▸ **YOUR INSTRUCTIONS**
Search the data for the string "arrow" and gather each line it is in.
━━━━━━━━━━━━━━━━
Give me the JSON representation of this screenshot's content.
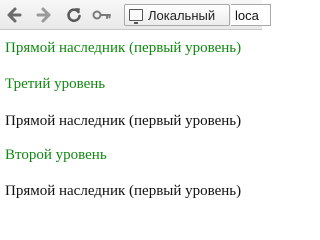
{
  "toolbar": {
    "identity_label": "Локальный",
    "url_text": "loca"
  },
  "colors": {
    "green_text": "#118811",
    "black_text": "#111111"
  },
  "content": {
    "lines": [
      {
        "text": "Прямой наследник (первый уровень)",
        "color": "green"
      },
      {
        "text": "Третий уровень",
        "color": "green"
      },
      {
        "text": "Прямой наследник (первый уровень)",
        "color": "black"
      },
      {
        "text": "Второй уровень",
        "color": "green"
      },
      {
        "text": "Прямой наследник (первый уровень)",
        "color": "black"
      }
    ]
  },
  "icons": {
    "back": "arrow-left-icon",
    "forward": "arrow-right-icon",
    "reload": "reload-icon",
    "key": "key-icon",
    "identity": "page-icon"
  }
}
━━━━━━━━━━━━━━━━
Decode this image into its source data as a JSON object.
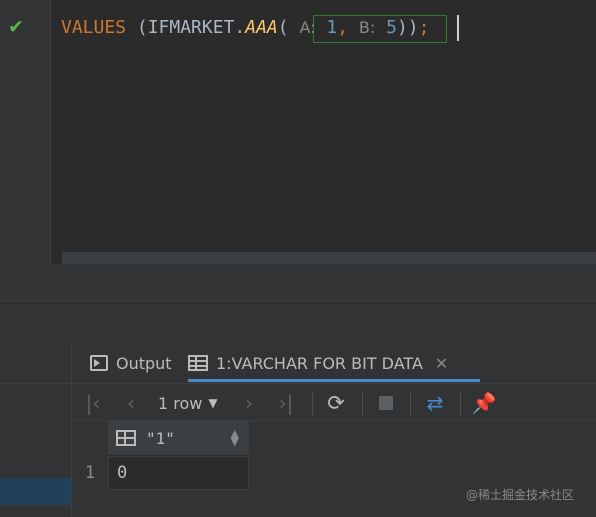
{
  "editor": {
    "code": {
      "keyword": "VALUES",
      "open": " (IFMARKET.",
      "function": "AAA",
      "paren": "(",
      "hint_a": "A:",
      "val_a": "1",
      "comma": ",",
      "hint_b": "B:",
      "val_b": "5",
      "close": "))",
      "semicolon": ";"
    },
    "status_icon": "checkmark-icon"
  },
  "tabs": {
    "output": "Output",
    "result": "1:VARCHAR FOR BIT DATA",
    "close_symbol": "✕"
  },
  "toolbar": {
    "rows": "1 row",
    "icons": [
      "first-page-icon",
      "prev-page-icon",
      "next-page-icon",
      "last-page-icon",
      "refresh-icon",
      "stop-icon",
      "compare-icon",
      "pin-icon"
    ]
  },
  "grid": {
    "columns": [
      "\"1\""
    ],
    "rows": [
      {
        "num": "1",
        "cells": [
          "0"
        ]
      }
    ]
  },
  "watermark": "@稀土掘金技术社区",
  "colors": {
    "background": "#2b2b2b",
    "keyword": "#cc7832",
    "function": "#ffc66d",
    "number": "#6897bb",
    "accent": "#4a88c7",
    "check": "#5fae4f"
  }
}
━━━━━━━━━━━━━━━━
▸ **FULL RESPONSE**
    "back": "arrow-left-icon",
    "forward": "arrow-right-icon",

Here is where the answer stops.